[A run of records]
━━━━
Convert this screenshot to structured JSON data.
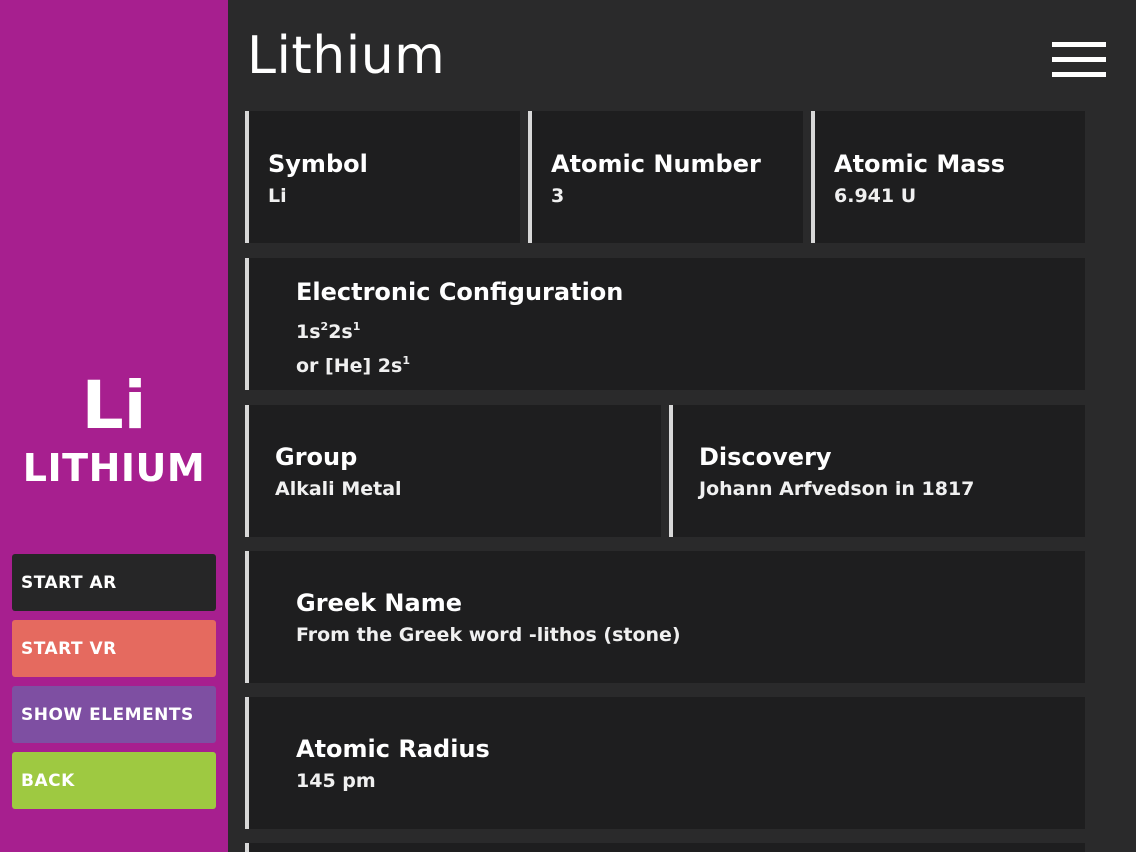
{
  "sidebar": {
    "symbol": "Li",
    "name": "LITHIUM",
    "buttons": {
      "start_ar": "START AR",
      "start_vr": "START VR",
      "show_elements": "SHOW ELEMENTS",
      "back": "BACK"
    }
  },
  "header": {
    "title": "Lithium",
    "menu_icon": "hamburger-menu-icon"
  },
  "cards": {
    "symbol": {
      "label": "Symbol",
      "value": "Li"
    },
    "atomic_number": {
      "label": "Atomic Number",
      "value": "3"
    },
    "atomic_mass": {
      "label": "Atomic Mass",
      "value": "6.941 U"
    },
    "electronic_configuration": {
      "label": "Electronic Configuration",
      "line1": {
        "a": "1s",
        "a_sup": "2",
        "b": "2s",
        "b_sup": "1"
      },
      "line2": {
        "text": "or [He] 2s",
        "sup": "1"
      }
    },
    "group": {
      "label": "Group",
      "value": "Alkali Metal"
    },
    "discovery": {
      "label": "Discovery",
      "value": "Johann Arfvedson in 1817"
    },
    "greek_name": {
      "label": "Greek Name",
      "value": "From the Greek word -lithos (stone)"
    },
    "atomic_radius": {
      "label": "Atomic Radius",
      "value": "145 pm"
    }
  },
  "colors": {
    "sidebar_bg": "#a71f8f",
    "main_bg": "#2a2a2b",
    "card_bg": "#1e1e1f",
    "card_accent": "#d8d8d8",
    "start_ar_bg": "#262627",
    "start_vr_bg": "#e56a5f",
    "show_elements_bg": "#7e4fa2",
    "back_bg": "#9ec941"
  }
}
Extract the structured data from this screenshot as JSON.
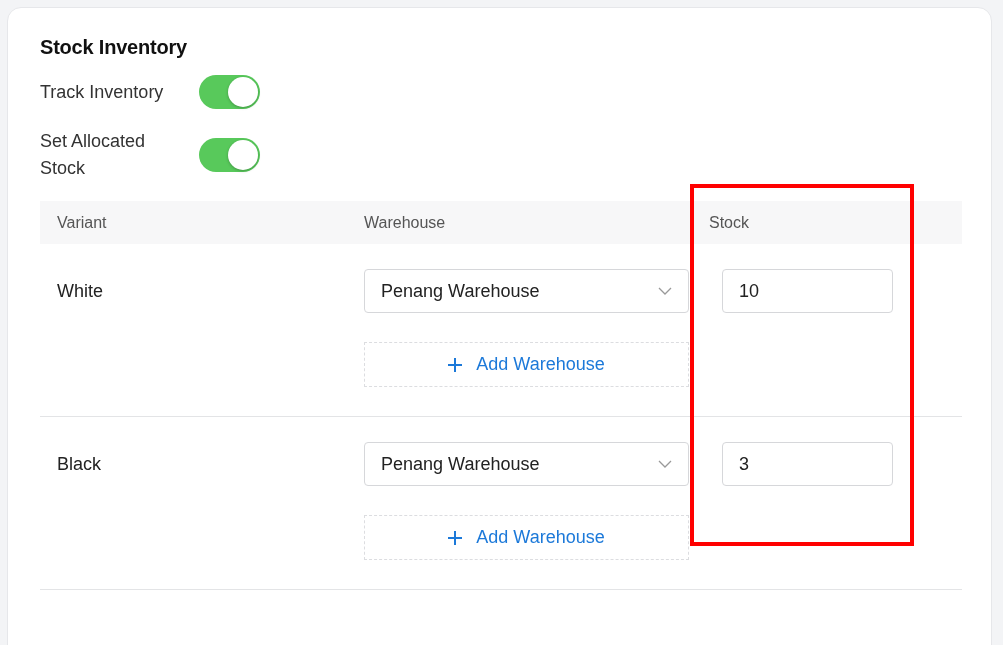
{
  "title": "Stock Inventory",
  "settings": [
    {
      "label": "Track Inventory",
      "on": true
    },
    {
      "label": "Set Allocated Stock",
      "on": true
    }
  ],
  "table": {
    "columns": [
      "Variant",
      "Warehouse",
      "Stock"
    ],
    "rows": [
      {
        "variant": "White",
        "warehouse": "Penang Warehouse",
        "stock": "10",
        "add_label": "Add Warehouse"
      },
      {
        "variant": "Black",
        "warehouse": "Penang Warehouse",
        "stock": "3",
        "add_label": "Add Warehouse"
      }
    ]
  }
}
━━━━
WORK TO DO> Copy every line in the listing above where the string "title" turns up.

IN RESPONSE>
    "title": "Lithium",
  "title": "Stock Inventory",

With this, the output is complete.